▶ Data excerpts:

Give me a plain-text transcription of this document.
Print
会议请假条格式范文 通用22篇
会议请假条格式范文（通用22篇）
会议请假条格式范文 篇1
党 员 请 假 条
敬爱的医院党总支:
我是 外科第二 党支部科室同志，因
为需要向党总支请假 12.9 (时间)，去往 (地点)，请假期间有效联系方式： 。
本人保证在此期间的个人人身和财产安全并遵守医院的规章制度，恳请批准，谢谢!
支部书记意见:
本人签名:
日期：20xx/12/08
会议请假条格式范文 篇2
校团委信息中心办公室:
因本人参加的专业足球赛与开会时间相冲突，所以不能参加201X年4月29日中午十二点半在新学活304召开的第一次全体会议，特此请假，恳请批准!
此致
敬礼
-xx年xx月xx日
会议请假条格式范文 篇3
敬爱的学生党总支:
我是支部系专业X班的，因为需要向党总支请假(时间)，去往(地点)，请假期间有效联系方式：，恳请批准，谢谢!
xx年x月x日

▶ STATED PROBLEM: Make an exact copy of the material above.

▶ SOLUTION:
Give me a plain-text transcription of this document.
Print
会议请假条格式范文 通用22篇
会议请假条格式范文（通用22篇）
会议请假条格式范文 篇1
党 员 请 假 条
敬爱的医院党总支:
我是 外科第二 党支部科室同志，因
为需要向党总支请假 12.9 (时间)，去往 (地点)，请假期间有效联系方式： 。
本人保证在此期间的个人人身和财产安全并遵守医院的规章制度，恳请批准，谢谢!
支部书记意见:
本人签名:
日期：20xx/12/08
会议请假条格式范文 篇2
校团委信息中心办公室:
因本人参加的专业足球赛与开会时间相冲突，所以不能参加201X年4月29日中午十二点半在新学活304召开的第一次全体会议，特此请假，恳请批准!
此致
敬礼
-xx年xx月xx日
会议请假条格式范文 篇3
敬爱的学生党总支:
我是支部系专业X班的，因为需要向党总支请假(时间)，去往(地点)，请假期间有效联系方式：，恳请批准，谢谢!
xx年x月x日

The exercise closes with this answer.